begin DATA FOR THIS TASK
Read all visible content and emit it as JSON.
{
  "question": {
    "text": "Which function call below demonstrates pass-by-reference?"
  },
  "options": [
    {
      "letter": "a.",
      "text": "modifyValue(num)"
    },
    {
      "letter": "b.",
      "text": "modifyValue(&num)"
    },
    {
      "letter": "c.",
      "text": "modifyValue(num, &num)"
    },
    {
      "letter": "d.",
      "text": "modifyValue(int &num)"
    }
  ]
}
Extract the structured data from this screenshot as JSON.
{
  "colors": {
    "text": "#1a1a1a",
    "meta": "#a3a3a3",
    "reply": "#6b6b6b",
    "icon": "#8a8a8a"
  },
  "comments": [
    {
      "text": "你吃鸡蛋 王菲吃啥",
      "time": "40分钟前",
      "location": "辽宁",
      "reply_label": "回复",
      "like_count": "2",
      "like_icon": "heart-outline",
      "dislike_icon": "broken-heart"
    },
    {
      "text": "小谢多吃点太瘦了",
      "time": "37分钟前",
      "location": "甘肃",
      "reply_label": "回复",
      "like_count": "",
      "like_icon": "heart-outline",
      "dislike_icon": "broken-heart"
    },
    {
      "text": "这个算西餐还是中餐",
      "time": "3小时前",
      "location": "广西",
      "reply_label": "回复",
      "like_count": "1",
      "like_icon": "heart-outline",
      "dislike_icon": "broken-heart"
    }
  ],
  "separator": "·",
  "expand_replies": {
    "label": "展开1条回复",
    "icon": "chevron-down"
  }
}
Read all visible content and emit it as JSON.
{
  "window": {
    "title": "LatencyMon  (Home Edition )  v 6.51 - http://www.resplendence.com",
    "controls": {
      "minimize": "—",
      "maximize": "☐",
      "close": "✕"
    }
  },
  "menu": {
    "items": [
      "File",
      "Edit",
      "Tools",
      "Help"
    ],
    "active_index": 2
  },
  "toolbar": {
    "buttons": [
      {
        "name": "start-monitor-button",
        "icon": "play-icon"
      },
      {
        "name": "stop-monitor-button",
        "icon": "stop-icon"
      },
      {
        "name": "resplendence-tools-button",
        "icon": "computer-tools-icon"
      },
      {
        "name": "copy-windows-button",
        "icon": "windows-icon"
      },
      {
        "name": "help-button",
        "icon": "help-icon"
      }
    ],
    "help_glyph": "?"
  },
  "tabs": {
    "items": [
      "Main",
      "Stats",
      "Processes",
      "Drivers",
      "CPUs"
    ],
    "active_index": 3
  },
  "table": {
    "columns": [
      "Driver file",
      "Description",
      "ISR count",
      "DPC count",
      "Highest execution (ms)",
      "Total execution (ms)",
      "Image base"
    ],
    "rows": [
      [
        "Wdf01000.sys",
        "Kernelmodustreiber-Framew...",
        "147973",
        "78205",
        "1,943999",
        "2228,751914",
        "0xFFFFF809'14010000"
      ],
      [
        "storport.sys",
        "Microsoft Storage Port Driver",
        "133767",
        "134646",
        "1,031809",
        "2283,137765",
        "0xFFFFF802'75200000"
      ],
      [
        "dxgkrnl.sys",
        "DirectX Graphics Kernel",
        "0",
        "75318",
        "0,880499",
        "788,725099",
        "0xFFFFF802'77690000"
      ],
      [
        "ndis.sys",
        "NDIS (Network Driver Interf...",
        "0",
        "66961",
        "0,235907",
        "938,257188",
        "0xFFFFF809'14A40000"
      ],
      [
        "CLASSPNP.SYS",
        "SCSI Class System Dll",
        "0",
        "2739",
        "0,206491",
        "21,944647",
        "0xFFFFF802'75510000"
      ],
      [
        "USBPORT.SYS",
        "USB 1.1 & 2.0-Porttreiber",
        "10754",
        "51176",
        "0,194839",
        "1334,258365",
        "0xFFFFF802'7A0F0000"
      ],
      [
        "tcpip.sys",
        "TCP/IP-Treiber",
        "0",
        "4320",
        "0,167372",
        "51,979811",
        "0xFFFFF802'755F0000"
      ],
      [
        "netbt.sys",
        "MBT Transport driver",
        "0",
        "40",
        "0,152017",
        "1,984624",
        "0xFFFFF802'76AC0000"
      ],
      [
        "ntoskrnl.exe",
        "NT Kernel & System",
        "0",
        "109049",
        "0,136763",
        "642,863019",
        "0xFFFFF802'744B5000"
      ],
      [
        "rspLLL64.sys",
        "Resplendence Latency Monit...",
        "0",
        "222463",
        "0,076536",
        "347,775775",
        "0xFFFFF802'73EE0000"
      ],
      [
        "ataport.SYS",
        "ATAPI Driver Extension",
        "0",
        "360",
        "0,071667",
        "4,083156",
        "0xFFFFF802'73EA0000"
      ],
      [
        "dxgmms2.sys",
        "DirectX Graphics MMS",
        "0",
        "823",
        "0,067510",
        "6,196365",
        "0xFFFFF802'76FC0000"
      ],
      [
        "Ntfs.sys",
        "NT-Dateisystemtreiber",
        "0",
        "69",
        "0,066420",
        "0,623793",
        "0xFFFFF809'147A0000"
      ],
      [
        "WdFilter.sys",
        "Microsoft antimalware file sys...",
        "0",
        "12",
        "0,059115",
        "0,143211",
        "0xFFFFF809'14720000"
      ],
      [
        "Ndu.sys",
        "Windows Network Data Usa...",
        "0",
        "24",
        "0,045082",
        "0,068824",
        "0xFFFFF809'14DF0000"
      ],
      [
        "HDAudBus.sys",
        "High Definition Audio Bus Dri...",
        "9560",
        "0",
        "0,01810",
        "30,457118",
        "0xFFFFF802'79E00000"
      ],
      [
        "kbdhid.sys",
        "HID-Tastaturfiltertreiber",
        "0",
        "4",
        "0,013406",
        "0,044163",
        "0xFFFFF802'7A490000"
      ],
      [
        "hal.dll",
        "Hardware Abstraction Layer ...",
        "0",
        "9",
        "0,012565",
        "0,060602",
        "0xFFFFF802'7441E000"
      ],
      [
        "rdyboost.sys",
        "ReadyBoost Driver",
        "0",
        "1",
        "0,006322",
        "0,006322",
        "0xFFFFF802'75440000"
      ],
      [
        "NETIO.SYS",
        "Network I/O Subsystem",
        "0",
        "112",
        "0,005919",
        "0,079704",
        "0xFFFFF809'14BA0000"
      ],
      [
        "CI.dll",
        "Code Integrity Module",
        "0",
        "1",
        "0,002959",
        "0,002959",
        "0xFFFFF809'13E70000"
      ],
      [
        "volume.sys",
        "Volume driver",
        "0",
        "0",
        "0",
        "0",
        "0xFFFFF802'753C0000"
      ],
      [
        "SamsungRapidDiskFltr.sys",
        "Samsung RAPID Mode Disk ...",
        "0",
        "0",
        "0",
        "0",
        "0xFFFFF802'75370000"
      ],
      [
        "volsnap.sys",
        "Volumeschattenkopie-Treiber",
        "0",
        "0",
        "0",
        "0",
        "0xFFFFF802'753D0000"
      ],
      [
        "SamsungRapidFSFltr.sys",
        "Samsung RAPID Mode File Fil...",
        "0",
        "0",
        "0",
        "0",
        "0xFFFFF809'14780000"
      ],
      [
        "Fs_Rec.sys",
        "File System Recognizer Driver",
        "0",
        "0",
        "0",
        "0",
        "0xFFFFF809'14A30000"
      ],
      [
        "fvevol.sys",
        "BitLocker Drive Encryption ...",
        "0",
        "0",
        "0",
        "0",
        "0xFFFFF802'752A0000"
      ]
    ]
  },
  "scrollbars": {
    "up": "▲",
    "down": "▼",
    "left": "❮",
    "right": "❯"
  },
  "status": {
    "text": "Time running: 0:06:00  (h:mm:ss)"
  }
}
end DATA FOR THIS TASK
**EXERCISE DESCRIPTION**
Print the whole listing exactly as it is.

**ANSWER TO THIS PROBLEM**
Read all visible content and emit it as JSON.
{
  "question": {
    "text": "Which function call below demonstrates pass-by-reference?"
  },
  "options": [
    {
      "letter": "a.",
      "text": "modifyValue(num)"
    },
    {
      "letter": "b.",
      "text": "modifyValue(&num)"
    },
    {
      "letter": "c.",
      "text": "modifyValue(num, &num)"
    },
    {
      "letter": "d.",
      "text": "modifyValue(int &num)"
    }
  ]
}
Extract the structured data from this screenshot as JSON.
{
  "colors": {
    "text": "#1a1a1a",
    "meta": "#a3a3a3",
    "reply": "#6b6b6b",
    "icon": "#8a8a8a"
  },
  "comments": [
    {
      "text": "你吃鸡蛋 王菲吃啥",
      "time": "40分钟前",
      "location": "辽宁",
      "reply_label": "回复",
      "like_count": "2",
      "like_icon": "heart-outline",
      "dislike_icon": "broken-heart"
    },
    {
      "text": "小谢多吃点太瘦了",
      "time": "37分钟前",
      "location": "甘肃",
      "reply_label": "回复",
      "like_count": "",
      "like_icon": "heart-outline",
      "dislike_icon": "broken-heart"
    },
    {
      "text": "这个算西餐还是中餐",
      "time": "3小时前",
      "location": "广西",
      "reply_label": "回复",
      "like_count": "1",
      "like_icon": "heart-outline",
      "dislike_icon": "broken-heart"
    }
  ],
  "separator": "·",
  "expand_replies": {
    "label": "展开1条回复",
    "icon": "chevron-down"
  }
}
Read all visible content and emit it as JSON.
{
  "window": {
    "title": "LatencyMon  (Home Edition )  v 6.51 - http://www.resplendence.com",
    "controls": {
      "minimize": "—",
      "maximize": "☐",
      "close": "✕"
    }
  },
  "menu": {
    "items": [
      "File",
      "Edit",
      "Tools",
      "Help"
    ],
    "active_index": 2
  },
  "toolbar": {
    "buttons": [
      {
        "name": "start-monitor-button",
        "icon": "play-icon"
      },
      {
        "name": "stop-monitor-button",
        "icon": "stop-icon"
      },
      {
        "name": "resplendence-tools-button",
        "icon": "computer-tools-icon"
      },
      {
        "name": "copy-windows-button",
        "icon": "windows-icon"
      },
      {
        "name": "help-button",
        "icon": "help-icon"
      }
    ],
    "help_glyph": "?"
  },
  "tabs": {
    "items": [
      "Main",
      "Stats",
      "Processes",
      "Drivers",
      "CPUs"
    ],
    "active_index": 3
  },
  "table": {
    "columns": [
      "Driver file",
      "Description",
      "ISR count",
      "DPC count",
      "Highest execution (ms)",
      "Total execution (ms)",
      "Image base"
    ],
    "rows": [
      [
        "Wdf01000.sys",
        "Kernelmodustreiber-Framew...",
        "147973",
        "78205",
        "1,943999",
        "2228,751914",
        "0xFFFFF809'14010000"
      ],
      [
        "storport.sys",
        "Microsoft Storage Port Driver",
        "133767",
        "134646",
        "1,031809",
        "2283,137765",
        "0xFFFFF802'75200000"
      ],
      [
        "dxgkrnl.sys",
        "DirectX Graphics Kernel",
        "0",
        "75318",
        "0,880499",
        "788,725099",
        "0xFFFFF802'77690000"
      ],
      [
        "ndis.sys",
        "NDIS (Network Driver Interf...",
        "0",
        "66961",
        "0,235907",
        "938,257188",
        "0xFFFFF809'14A40000"
      ],
      [
        "CLASSPNP.SYS",
        "SCSI Class System Dll",
        "0",
        "2739",
        "0,206491",
        "21,944647",
        "0xFFFFF802'75510000"
      ],
      [
        "USBPORT.SYS",
        "USB 1.1 & 2.0-Porttreiber",
        "10754",
        "51176",
        "0,194839",
        "1334,258365",
        "0xFFFFF802'7A0F0000"
      ],
      [
        "tcpip.sys",
        "TCP/IP-Treiber",
        "0",
        "4320",
        "0,167372",
        "51,979811",
        "0xFFFFF802'755F0000"
      ],
      [
        "netbt.sys",
        "MBT Transport driver",
        "0",
        "40",
        "0,152017",
        "1,984624",
        "0xFFFFF802'76AC0000"
      ],
      [
        "ntoskrnl.exe",
        "NT Kernel & System",
        "0",
        "109049",
        "0,136763",
        "642,863019",
        "0xFFFFF802'744B5000"
      ],
      [
        "rspLLL64.sys",
        "Resplendence Latency Monit...",
        "0",
        "222463",
        "0,076536",
        "347,775775",
        "0xFFFFF802'73EE0000"
      ],
      [
        "ataport.SYS",
        "ATAPI Driver Extension",
        "0",
        "360",
        "0,071667",
        "4,083156",
        "0xFFFFF802'73EA0000"
      ],
      [
        "dxgmms2.sys",
        "DirectX Graphics MMS",
        "0",
        "823",
        "0,067510",
        "6,196365",
        "0xFFFFF802'76FC0000"
      ],
      [
        "Ntfs.sys",
        "NT-Dateisystemtreiber",
        "0",
        "69",
        "0,066420",
        "0,623793",
        "0xFFFFF809'147A0000"
      ],
      [
        "WdFilter.sys",
        "Microsoft antimalware file sys...",
        "0",
        "12",
        "0,059115",
        "0,143211",
        "0xFFFFF809'14720000"
      ],
      [
        "Ndu.sys",
        "Windows Network Data Usa...",
        "0",
        "24",
        "0,045082",
        "0,068824",
        "0xFFFFF809'14DF0000"
      ],
      [
        "HDAudBus.sys",
        "High Definition Audio Bus Dri...",
        "9560",
        "0",
        "0,01810",
        "30,457118",
        "0xFFFFF802'79E00000"
      ],
      [
        "kbdhid.sys",
        "HID-Tastaturfiltertreiber",
        "0",
        "4",
        "0,013406",
        "0,044163",
        "0xFFFFF802'7A490000"
      ],
      [
        "hal.dll",
        "Hardware Abstraction Layer ...",
        "0",
        "9",
        "0,012565",
        "0,060602",
        "0xFFFFF802'7441E000"
      ],
      [
        "rdyboost.sys",
        "ReadyBoost Driver",
        "0",
        "1",
        "0,006322",
        "0,006322",
        "0xFFFFF802'75440000"
      ],
      [
        "NETIO.SYS",
        "Network I/O Subsystem",
        "0",
        "112",
        "0,005919",
        "0,079704",
        "0xFFFFF809'14BA0000"
      ],
      [
        "CI.dll",
        "Code Integrity Module",
        "0",
        "1",
        "0,002959",
        "0,002959",
        "0xFFFFF809'13E70000"
      ],
      [
        "volume.sys",
        "Volume driver",
        "0",
        "0",
        "0",
        "0",
        "0xFFFFF802'753C0000"
      ],
      [
        "SamsungRapidDiskFltr.sys",
        "Samsung RAPID Mode Disk ...",
        "0",
        "0",
        "0",
        "0",
        "0xFFFFF802'75370000"
      ],
      [
        "volsnap.sys",
        "Volumeschattenkopie-Treiber",
        "0",
        "0",
        "0",
        "0",
        "0xFFFFF802'753D0000"
      ],
      [
        "SamsungRapidFSFltr.sys",
        "Samsung RAPID Mode File Fil...",
        "0",
        "0",
        "0",
        "0",
        "0xFFFFF809'14780000"
      ],
      [
        "Fs_Rec.sys",
        "File System Recognizer Driver",
        "0",
        "0",
        "0",
        "0",
        "0xFFFFF809'14A30000"
      ],
      [
        "fvevol.sys",
        "BitLocker Drive Encryption ...",
        "0",
        "0",
        "0",
        "0",
        "0xFFFFF802'752A0000"
      ]
    ]
  },
  "scrollbars": {
    "up": "▲",
    "down": "▼",
    "left": "❮",
    "right": "❯"
  },
  "status": {
    "text": "Time running: 0:06:00  (h:mm:ss)"
  }
}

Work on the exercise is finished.